* What is required *
Without the pictures, output the records below word for word.

== Material for the task ==

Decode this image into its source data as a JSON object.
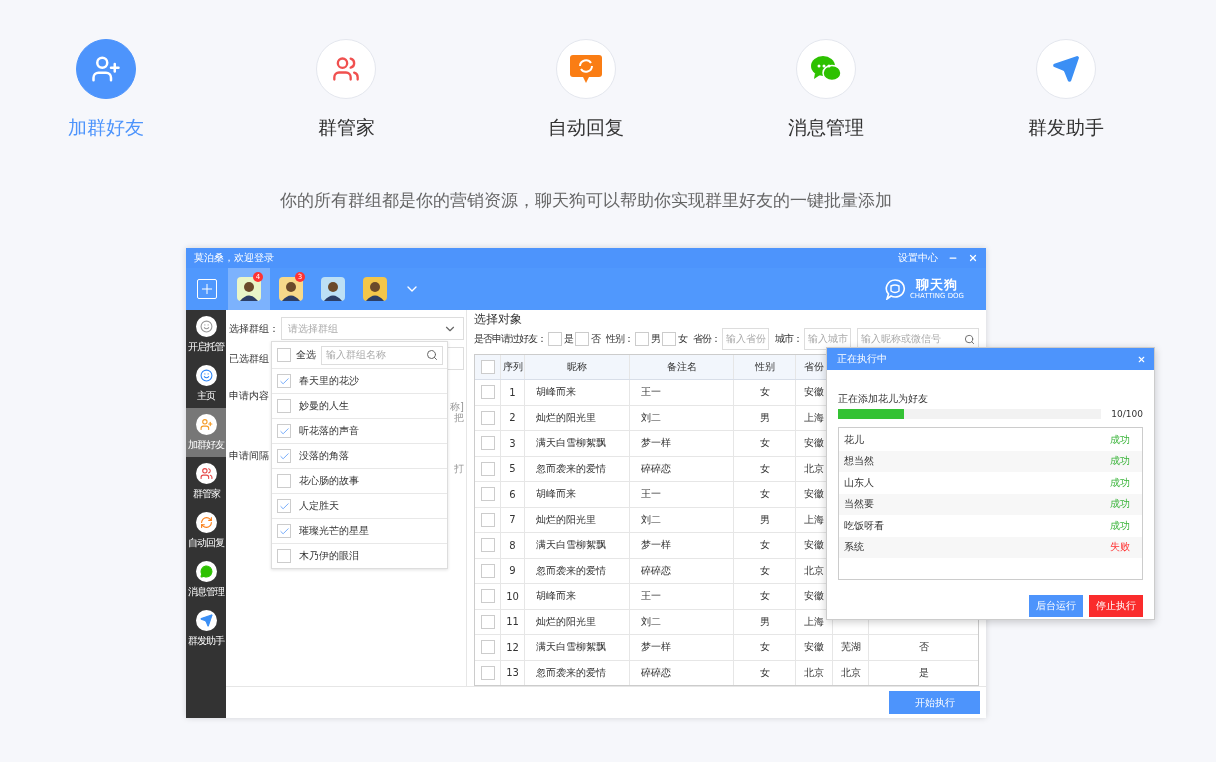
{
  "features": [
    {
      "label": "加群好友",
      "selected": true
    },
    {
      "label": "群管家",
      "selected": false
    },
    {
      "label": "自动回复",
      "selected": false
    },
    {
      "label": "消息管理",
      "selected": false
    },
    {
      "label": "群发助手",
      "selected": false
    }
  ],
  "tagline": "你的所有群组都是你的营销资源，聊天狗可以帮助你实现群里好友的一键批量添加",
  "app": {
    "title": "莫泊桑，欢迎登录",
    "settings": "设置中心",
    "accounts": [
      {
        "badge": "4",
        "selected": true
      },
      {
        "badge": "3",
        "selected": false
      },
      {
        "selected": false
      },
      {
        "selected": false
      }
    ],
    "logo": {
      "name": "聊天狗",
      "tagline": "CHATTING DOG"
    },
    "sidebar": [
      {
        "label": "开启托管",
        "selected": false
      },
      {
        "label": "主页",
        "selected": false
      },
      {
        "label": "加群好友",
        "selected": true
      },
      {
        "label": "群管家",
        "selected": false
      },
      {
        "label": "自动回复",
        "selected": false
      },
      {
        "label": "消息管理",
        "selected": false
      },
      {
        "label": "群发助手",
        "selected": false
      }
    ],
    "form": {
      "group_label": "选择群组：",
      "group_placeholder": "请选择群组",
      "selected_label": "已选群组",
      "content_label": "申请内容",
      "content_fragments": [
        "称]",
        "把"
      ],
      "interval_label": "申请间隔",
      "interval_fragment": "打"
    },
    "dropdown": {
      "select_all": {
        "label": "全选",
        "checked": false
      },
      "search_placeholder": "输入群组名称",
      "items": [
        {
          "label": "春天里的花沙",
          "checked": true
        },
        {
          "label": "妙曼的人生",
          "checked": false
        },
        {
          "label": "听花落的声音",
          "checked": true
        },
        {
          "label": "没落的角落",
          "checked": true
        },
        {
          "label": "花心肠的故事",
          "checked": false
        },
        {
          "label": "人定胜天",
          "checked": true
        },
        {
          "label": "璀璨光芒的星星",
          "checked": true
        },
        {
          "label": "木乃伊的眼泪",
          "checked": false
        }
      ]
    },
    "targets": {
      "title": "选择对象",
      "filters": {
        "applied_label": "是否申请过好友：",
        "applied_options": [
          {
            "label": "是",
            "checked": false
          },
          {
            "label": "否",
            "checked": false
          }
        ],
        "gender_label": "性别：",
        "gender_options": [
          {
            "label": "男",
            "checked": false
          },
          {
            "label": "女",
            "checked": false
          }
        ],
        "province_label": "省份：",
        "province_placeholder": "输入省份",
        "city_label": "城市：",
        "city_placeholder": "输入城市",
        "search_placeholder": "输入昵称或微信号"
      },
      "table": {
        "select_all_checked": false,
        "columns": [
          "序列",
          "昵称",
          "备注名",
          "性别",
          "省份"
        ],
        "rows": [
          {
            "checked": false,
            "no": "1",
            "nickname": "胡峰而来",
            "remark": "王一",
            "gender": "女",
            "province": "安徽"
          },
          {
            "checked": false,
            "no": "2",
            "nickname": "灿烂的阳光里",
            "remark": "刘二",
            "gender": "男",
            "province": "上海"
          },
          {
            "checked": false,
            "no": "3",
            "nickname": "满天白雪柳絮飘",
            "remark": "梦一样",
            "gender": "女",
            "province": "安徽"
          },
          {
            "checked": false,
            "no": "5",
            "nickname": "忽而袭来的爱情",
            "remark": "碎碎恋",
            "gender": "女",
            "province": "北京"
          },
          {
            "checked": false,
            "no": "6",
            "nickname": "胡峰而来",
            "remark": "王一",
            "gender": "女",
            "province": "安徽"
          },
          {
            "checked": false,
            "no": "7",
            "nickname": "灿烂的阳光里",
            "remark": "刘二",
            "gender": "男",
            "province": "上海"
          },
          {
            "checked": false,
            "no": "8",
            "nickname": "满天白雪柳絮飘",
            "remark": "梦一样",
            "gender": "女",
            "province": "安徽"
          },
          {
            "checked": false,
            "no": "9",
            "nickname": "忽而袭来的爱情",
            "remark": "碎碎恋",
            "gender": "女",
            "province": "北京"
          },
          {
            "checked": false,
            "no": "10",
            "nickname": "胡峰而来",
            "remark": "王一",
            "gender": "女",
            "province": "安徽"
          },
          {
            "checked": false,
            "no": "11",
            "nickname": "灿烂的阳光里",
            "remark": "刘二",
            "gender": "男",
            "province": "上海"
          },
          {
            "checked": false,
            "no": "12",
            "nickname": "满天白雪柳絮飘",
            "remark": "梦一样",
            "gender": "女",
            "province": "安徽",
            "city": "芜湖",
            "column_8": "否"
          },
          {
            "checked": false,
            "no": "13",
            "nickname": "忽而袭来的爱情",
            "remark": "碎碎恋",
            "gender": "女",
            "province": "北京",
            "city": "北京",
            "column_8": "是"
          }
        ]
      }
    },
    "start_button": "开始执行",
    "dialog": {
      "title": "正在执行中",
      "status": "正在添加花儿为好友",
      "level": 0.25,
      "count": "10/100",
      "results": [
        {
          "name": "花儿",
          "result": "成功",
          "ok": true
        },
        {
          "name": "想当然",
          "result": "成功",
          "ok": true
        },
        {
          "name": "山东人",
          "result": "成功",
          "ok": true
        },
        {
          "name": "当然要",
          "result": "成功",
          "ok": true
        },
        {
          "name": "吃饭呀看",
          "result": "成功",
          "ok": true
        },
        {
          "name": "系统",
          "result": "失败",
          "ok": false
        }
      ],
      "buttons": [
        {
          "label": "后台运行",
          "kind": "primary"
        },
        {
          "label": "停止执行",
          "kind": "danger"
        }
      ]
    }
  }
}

===

* Response for this exercise *
Decode this image into its source data as a JSON object.
{
  "features": [
    {
      "label": "加群好友",
      "selected": true
    },
    {
      "label": "群管家",
      "selected": false
    },
    {
      "label": "自动回复",
      "selected": false
    },
    {
      "label": "消息管理",
      "selected": false
    },
    {
      "label": "群发助手",
      "selected": false
    }
  ],
  "tagline": "你的所有群组都是你的营销资源，聊天狗可以帮助你实现群里好友的一键批量添加",
  "app": {
    "title": "莫泊桑，欢迎登录",
    "settings": "设置中心",
    "accounts": [
      {
        "badge": "4",
        "selected": true
      },
      {
        "badge": "3",
        "selected": false
      },
      {
        "selected": false
      },
      {
        "selected": false
      }
    ],
    "logo": {
      "name": "聊天狗",
      "tagline": "CHATTING DOG"
    },
    "sidebar": [
      {
        "label": "开启托管",
        "selected": false
      },
      {
        "label": "主页",
        "selected": false
      },
      {
        "label": "加群好友",
        "selected": true
      },
      {
        "label": "群管家",
        "selected": false
      },
      {
        "label": "自动回复",
        "selected": false
      },
      {
        "label": "消息管理",
        "selected": false
      },
      {
        "label": "群发助手",
        "selected": false
      }
    ],
    "form": {
      "group_label": "选择群组：",
      "group_placeholder": "请选择群组",
      "selected_label": "已选群组",
      "content_label": "申请内容",
      "content_fragments": [
        "称]",
        "把"
      ],
      "interval_label": "申请间隔",
      "interval_fragment": "打"
    },
    "dropdown": {
      "select_all": {
        "label": "全选",
        "checked": false
      },
      "search_placeholder": "输入群组名称",
      "items": [
        {
          "label": "春天里的花沙",
          "checked": true
        },
        {
          "label": "妙曼的人生",
          "checked": false
        },
        {
          "label": "听花落的声音",
          "checked": true
        },
        {
          "label": "没落的角落",
          "checked": true
        },
        {
          "label": "花心肠的故事",
          "checked": false
        },
        {
          "label": "人定胜天",
          "checked": true
        },
        {
          "label": "璀璨光芒的星星",
          "checked": true
        },
        {
          "label": "木乃伊的眼泪",
          "checked": false
        }
      ]
    },
    "targets": {
      "title": "选择对象",
      "filters": {
        "applied_label": "是否申请过好友：",
        "applied_options": [
          {
            "label": "是",
            "checked": false
          },
          {
            "label": "否",
            "checked": false
          }
        ],
        "gender_label": "性别：",
        "gender_options": [
          {
            "label": "男",
            "checked": false
          },
          {
            "label": "女",
            "checked": false
          }
        ],
        "province_label": "省份：",
        "province_placeholder": "输入省份",
        "city_label": "城市：",
        "city_placeholder": "输入城市",
        "search_placeholder": "输入昵称或微信号"
      },
      "table": {
        "select_all_checked": false,
        "columns": [
          "序列",
          "昵称",
          "备注名",
          "性别",
          "省份"
        ],
        "rows": [
          {
            "checked": false,
            "no": "1",
            "nickname": "胡峰而来",
            "remark": "王一",
            "gender": "女",
            "province": "安徽"
          },
          {
            "checked": false,
            "no": "2",
            "nickname": "灿烂的阳光里",
            "remark": "刘二",
            "gender": "男",
            "province": "上海"
          },
          {
            "checked": false,
            "no": "3",
            "nickname": "满天白雪柳絮飘",
            "remark": "梦一样",
            "gender": "女",
            "province": "安徽"
          },
          {
            "checked": false,
            "no": "5",
            "nickname": "忽而袭来的爱情",
            "remark": "碎碎恋",
            "gender": "女",
            "province": "北京"
          },
          {
            "checked": false,
            "no": "6",
            "nickname": "胡峰而来",
            "remark": "王一",
            "gender": "女",
            "province": "安徽"
          },
          {
            "checked": false,
            "no": "7",
            "nickname": "灿烂的阳光里",
            "remark": "刘二",
            "gender": "男",
            "province": "上海"
          },
          {
            "checked": false,
            "no": "8",
            "nickname": "满天白雪柳絮飘",
            "remark": "梦一样",
            "gender": "女",
            "province": "安徽"
          },
          {
            "checked": false,
            "no": "9",
            "nickname": "忽而袭来的爱情",
            "remark": "碎碎恋",
            "gender": "女",
            "province": "北京"
          },
          {
            "checked": false,
            "no": "10",
            "nickname": "胡峰而来",
            "remark": "王一",
            "gender": "女",
            "province": "安徽"
          },
          {
            "checked": false,
            "no": "11",
            "nickname": "灿烂的阳光里",
            "remark": "刘二",
            "gender": "男",
            "province": "上海"
          },
          {
            "checked": false,
            "no": "12",
            "nickname": "满天白雪柳絮飘",
            "remark": "梦一样",
            "gender": "女",
            "province": "安徽",
            "city": "芜湖",
            "column_8": "否"
          },
          {
            "checked": false,
            "no": "13",
            "nickname": "忽而袭来的爱情",
            "remark": "碎碎恋",
            "gender": "女",
            "province": "北京",
            "city": "北京",
            "column_8": "是"
          }
        ]
      }
    },
    "start_button": "开始执行",
    "dialog": {
      "title": "正在执行中",
      "status": "正在添加花儿为好友",
      "level": 0.25,
      "count": "10/100",
      "results": [
        {
          "name": "花儿",
          "result": "成功",
          "ok": true
        },
        {
          "name": "想当然",
          "result": "成功",
          "ok": true
        },
        {
          "name": "山东人",
          "result": "成功",
          "ok": true
        },
        {
          "name": "当然要",
          "result": "成功",
          "ok": true
        },
        {
          "name": "吃饭呀看",
          "result": "成功",
          "ok": true
        },
        {
          "name": "系统",
          "result": "失败",
          "ok": false
        }
      ],
      "buttons": [
        {
          "label": "后台运行",
          "kind": "primary"
        },
        {
          "label": "停止执行",
          "kind": "danger"
        }
      ]
    }
  }
}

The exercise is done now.